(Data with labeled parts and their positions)
++++++

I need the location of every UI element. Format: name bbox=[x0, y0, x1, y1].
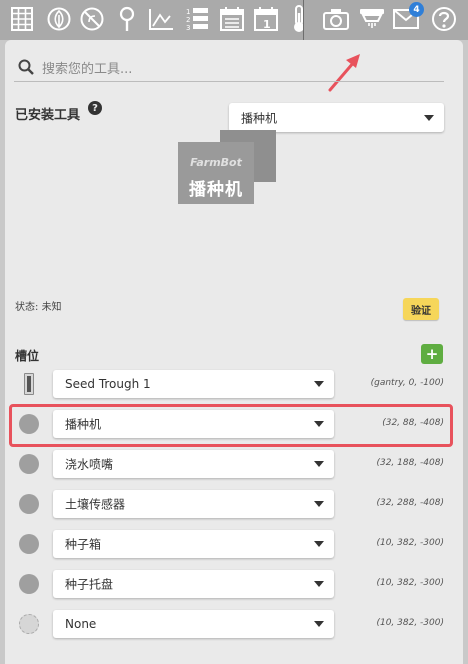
calendar-day-text: 1 bbox=[263, 18, 271, 31]
highlight-box bbox=[9, 404, 453, 447]
slot-coords: (10, 382, -300) bbox=[376, 618, 444, 628]
slot-tool-select[interactable]: 种子箱 bbox=[53, 530, 334, 558]
slot-tool-value: 种子箱 bbox=[65, 537, 102, 552]
slot-tool-select[interactable]: 浇水喷嘴 bbox=[53, 450, 334, 478]
grid-icon[interactable] bbox=[8, 4, 36, 34]
slot-tool-value: Seed Trough 1 bbox=[65, 377, 151, 391]
slot-circle-icon bbox=[19, 454, 39, 474]
tool-image-brand: FarmBot bbox=[190, 156, 242, 169]
messages-icon[interactable]: 4 bbox=[392, 2, 424, 34]
chevron-down-icon bbox=[314, 541, 324, 547]
slot-tool-value: 浇水喷嘴 bbox=[65, 457, 114, 472]
tools-icon[interactable] bbox=[358, 4, 386, 34]
tool-image-label: 播种机 bbox=[189, 180, 243, 200]
chart-icon[interactable] bbox=[147, 4, 175, 34]
svg-text:1: 1 bbox=[186, 8, 190, 16]
calendar-icon[interactable]: 1 bbox=[252, 4, 280, 34]
status-value: 未知 bbox=[41, 302, 62, 313]
help-icon[interactable] bbox=[430, 4, 458, 34]
chevron-down-icon bbox=[314, 381, 324, 387]
slot-tool-select[interactable]: 土壤传感器 bbox=[53, 490, 334, 518]
slot-coords: (32, 288, -408) bbox=[376, 498, 444, 508]
slot-coords: (10, 382, -300) bbox=[376, 538, 444, 548]
help-circle-icon[interactable]: ? bbox=[88, 101, 102, 115]
status-label: 状态: bbox=[15, 302, 39, 313]
chevron-down-icon bbox=[314, 461, 324, 467]
slot-tool-value: 种子托盘 bbox=[65, 577, 114, 592]
messages-badge: 4 bbox=[409, 2, 424, 17]
chevron-down-icon bbox=[424, 114, 434, 121]
slot-circle-icon bbox=[19, 494, 39, 514]
installed-tool-value: 播种机 bbox=[241, 111, 278, 125]
map-point-icon[interactable] bbox=[113, 4, 141, 34]
slots-title: 槽位 bbox=[15, 349, 40, 363]
leaf-icon[interactable] bbox=[45, 4, 73, 34]
regimens-icon[interactable] bbox=[218, 4, 246, 34]
slot-coords: (gantry, 0, -100) bbox=[370, 378, 444, 388]
slot-circle-icon bbox=[19, 574, 39, 594]
tool-image: FarmBot 播种机 bbox=[178, 130, 276, 204]
sequences-icon[interactable]: 123 bbox=[183, 4, 211, 34]
slot-tool-value: None bbox=[65, 617, 97, 631]
no-weeds-icon[interactable] bbox=[78, 4, 106, 34]
empty-slot-icon bbox=[19, 614, 39, 634]
divider bbox=[303, 0, 304, 40]
slot-tool-select[interactable]: Seed Trough 1 bbox=[53, 370, 334, 398]
chevron-down-icon bbox=[314, 581, 324, 587]
top-nav-bar: 123 1 4 bbox=[0, 0, 468, 40]
slot-tool-value: 土壤传感器 bbox=[65, 497, 126, 512]
seed-trough-icon bbox=[24, 373, 34, 395]
tool-status: 状态: 未知 bbox=[15, 298, 62, 313]
slot-coords: (32, 188, -408) bbox=[376, 458, 444, 468]
search-icon bbox=[18, 59, 34, 75]
slot-tool-select[interactable]: None bbox=[53, 610, 334, 638]
svg-text:2: 2 bbox=[186, 16, 190, 24]
installed-tool-select[interactable]: 播种机 bbox=[229, 103, 444, 132]
add-slot-button[interactable]: + bbox=[421, 344, 443, 364]
slot-coords: (10, 382, -300) bbox=[376, 578, 444, 588]
chevron-down-icon bbox=[314, 501, 324, 507]
search-input[interactable]: 搜索您的工具... bbox=[42, 58, 132, 77]
thermometer-icon[interactable] bbox=[285, 4, 313, 34]
slot-circle-icon bbox=[19, 534, 39, 554]
svg-text:3: 3 bbox=[186, 24, 190, 32]
slot-tool-select[interactable]: 种子托盘 bbox=[53, 570, 334, 598]
installed-tool-title: 已安装工具 bbox=[15, 108, 81, 123]
chevron-down-icon bbox=[314, 621, 324, 627]
camera-icon[interactable] bbox=[322, 4, 350, 34]
verify-button[interactable]: 验证 bbox=[403, 298, 439, 320]
search-bar[interactable]: 搜索您的工具... bbox=[14, 52, 444, 82]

++++++

THE TASK: Copy every line of the data above without changing a thing, but leave the pictures out.

TASK RESPONSE:
I need the location of every UI element. Format: name bbox=[x0, y0, x1, y1].
calendar-day-text: 1 bbox=[263, 18, 271, 31]
highlight-box bbox=[9, 404, 453, 447]
slot-coords: (10, 382, -300) bbox=[376, 618, 444, 628]
slot-tool-select[interactable]: 种子箱 bbox=[53, 530, 334, 558]
slot-tool-value: 种子箱 bbox=[65, 537, 102, 552]
slot-tool-select[interactable]: 浇水喷嘴 bbox=[53, 450, 334, 478]
grid-icon[interactable] bbox=[8, 4, 36, 34]
slot-tool-value: Seed Trough 1 bbox=[65, 377, 151, 391]
slot-circle-icon bbox=[19, 454, 39, 474]
tool-image-brand: FarmBot bbox=[190, 156, 242, 169]
messages-icon[interactable]: 4 bbox=[392, 2, 424, 34]
chevron-down-icon bbox=[314, 541, 324, 547]
slot-tool-value: 浇水喷嘴 bbox=[65, 457, 114, 472]
tools-icon[interactable] bbox=[358, 4, 386, 34]
tool-image-label: 播种机 bbox=[189, 180, 243, 200]
chart-icon[interactable] bbox=[147, 4, 175, 34]
svg-text:1: 1 bbox=[186, 8, 190, 16]
calendar-icon[interactable]: 1 bbox=[252, 4, 280, 34]
status-value: 未知 bbox=[41, 302, 62, 313]
help-icon[interactable] bbox=[430, 4, 458, 34]
chevron-down-icon bbox=[314, 381, 324, 387]
slot-tool-select[interactable]: 土壤传感器 bbox=[53, 490, 334, 518]
slot-coords: (32, 288, -408) bbox=[376, 498, 444, 508]
slot-coords: (10, 382, -300) bbox=[376, 538, 444, 548]
help-circle-icon[interactable]: ? bbox=[88, 101, 102, 115]
status-label: 状态: bbox=[15, 302, 39, 313]
chevron-down-icon bbox=[314, 461, 324, 467]
slot-tool-value: 种子托盘 bbox=[65, 577, 114, 592]
messages-badge: 4 bbox=[409, 2, 424, 17]
chevron-down-icon bbox=[424, 114, 434, 121]
slot-circle-icon bbox=[19, 494, 39, 514]
installed-tool-value: 播种机 bbox=[241, 111, 278, 125]
map-point-icon[interactable] bbox=[113, 4, 141, 34]
slots-title: 槽位 bbox=[15, 349, 40, 363]
leaf-icon[interactable] bbox=[45, 4, 73, 34]
regimens-icon[interactable] bbox=[218, 4, 246, 34]
slot-coords: (gantry, 0, -100) bbox=[370, 378, 444, 388]
slot-circle-icon bbox=[19, 574, 39, 594]
tool-image: FarmBot 播种机 bbox=[178, 130, 276, 204]
sequences-icon[interactable]: 123 bbox=[183, 4, 211, 34]
slot-tool-value: None bbox=[65, 617, 97, 631]
no-weeds-icon[interactable] bbox=[78, 4, 106, 34]
empty-slot-icon bbox=[19, 614, 39, 634]
divider bbox=[303, 0, 304, 40]
slot-tool-select[interactable]: Seed Trough 1 bbox=[53, 370, 334, 398]
chevron-down-icon bbox=[314, 581, 324, 587]
top-nav-bar: 123 1 4 bbox=[0, 0, 468, 40]
slot-tool-value: 土壤传感器 bbox=[65, 497, 126, 512]
seed-trough-icon bbox=[24, 373, 34, 395]
tool-status: 状态: 未知 bbox=[15, 298, 62, 313]
slot-coords: (32, 188, -408) bbox=[376, 458, 444, 468]
search-icon bbox=[18, 59, 34, 75]
slot-tool-select[interactable]: None bbox=[53, 610, 334, 638]
svg-text:2: 2 bbox=[186, 16, 190, 24]
installed-tool-select[interactable]: 播种机 bbox=[229, 103, 444, 132]
add-slot-button[interactable]: + bbox=[421, 344, 443, 364]
slot-coords: (10, 382, -300) bbox=[376, 578, 444, 588]
chevron-down-icon bbox=[314, 501, 324, 507]
search-input[interactable]: 搜索您的工具... bbox=[42, 58, 132, 77]
thermometer-icon[interactable] bbox=[285, 4, 313, 34]
slot-circle-icon bbox=[19, 534, 39, 554]
svg-text:3: 3 bbox=[186, 24, 190, 32]
slot-tool-select[interactable]: 种子托盘 bbox=[53, 570, 334, 598]
installed-tool-title: 已安装工具 bbox=[15, 108, 81, 123]
chevron-down-icon bbox=[314, 621, 324, 627]
camera-icon[interactable] bbox=[322, 4, 350, 34]
verify-button[interactable]: 验证 bbox=[403, 298, 439, 320]
search-bar[interactable]: 搜索您的工具... bbox=[14, 52, 444, 82]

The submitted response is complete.